[Records from a dataset]
***
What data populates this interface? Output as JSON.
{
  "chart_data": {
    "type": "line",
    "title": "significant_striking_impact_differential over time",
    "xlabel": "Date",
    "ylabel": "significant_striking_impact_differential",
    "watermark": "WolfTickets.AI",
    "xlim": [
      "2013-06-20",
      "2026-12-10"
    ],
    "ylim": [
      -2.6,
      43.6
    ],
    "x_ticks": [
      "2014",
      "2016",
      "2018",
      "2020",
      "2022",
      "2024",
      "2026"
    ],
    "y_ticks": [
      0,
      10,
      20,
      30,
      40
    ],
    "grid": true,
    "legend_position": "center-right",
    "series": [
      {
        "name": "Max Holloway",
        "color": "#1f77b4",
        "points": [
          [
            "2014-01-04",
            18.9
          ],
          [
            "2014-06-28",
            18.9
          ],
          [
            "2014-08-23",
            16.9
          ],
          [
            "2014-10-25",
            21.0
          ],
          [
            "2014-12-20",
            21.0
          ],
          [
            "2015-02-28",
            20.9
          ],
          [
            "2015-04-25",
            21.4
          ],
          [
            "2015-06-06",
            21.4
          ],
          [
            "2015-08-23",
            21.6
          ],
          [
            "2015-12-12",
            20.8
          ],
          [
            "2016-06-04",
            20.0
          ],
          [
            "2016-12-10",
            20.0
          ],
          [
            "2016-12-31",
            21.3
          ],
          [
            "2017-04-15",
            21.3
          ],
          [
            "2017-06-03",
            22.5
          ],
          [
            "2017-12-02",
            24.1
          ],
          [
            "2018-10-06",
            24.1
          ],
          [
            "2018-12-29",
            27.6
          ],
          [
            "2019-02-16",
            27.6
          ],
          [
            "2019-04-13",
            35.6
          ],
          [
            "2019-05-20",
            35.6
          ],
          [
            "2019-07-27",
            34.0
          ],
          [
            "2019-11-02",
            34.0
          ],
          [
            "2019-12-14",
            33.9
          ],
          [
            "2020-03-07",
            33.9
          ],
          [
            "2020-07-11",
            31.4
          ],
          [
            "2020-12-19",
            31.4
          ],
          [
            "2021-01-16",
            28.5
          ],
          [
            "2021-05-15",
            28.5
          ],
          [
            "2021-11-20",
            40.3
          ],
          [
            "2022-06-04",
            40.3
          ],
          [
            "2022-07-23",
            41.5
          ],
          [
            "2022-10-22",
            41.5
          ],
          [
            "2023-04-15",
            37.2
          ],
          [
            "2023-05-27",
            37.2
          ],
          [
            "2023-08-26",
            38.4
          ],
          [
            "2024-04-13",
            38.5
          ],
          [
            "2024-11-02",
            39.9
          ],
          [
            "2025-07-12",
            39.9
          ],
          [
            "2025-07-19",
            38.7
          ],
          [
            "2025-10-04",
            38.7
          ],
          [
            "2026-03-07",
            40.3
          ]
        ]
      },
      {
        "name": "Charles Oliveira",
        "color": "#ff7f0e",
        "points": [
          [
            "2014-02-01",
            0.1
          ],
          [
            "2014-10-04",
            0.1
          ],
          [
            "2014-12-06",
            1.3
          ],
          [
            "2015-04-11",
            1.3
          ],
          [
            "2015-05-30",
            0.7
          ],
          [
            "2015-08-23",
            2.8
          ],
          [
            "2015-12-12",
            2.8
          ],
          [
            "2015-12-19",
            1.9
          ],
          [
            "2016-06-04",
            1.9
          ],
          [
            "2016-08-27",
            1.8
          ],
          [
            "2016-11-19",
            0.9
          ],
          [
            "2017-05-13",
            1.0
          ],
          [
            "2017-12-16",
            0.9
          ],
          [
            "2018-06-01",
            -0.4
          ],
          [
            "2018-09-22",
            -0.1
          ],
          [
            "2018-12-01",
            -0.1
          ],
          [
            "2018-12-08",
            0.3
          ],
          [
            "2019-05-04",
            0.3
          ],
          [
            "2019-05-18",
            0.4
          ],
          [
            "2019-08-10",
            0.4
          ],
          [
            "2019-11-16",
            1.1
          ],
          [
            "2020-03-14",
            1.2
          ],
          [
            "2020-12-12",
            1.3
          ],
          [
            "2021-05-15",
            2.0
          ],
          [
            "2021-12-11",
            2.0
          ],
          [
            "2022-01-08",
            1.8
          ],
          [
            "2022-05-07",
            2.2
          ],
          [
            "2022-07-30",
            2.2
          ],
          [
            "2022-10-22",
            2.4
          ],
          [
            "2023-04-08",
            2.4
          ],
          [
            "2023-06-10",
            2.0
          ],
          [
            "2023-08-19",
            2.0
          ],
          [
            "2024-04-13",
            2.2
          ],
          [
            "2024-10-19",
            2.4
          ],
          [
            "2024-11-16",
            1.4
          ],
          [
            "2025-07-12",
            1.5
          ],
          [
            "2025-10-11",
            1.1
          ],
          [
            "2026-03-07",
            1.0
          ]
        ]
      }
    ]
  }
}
***
_INSTRUCTION_:
Lines that hold the word "name" are the ones to return, every one of them.

_EXPECTED OUTPUT_:
        "name": "Max Holloway",
        "name": "Charles Oliveira",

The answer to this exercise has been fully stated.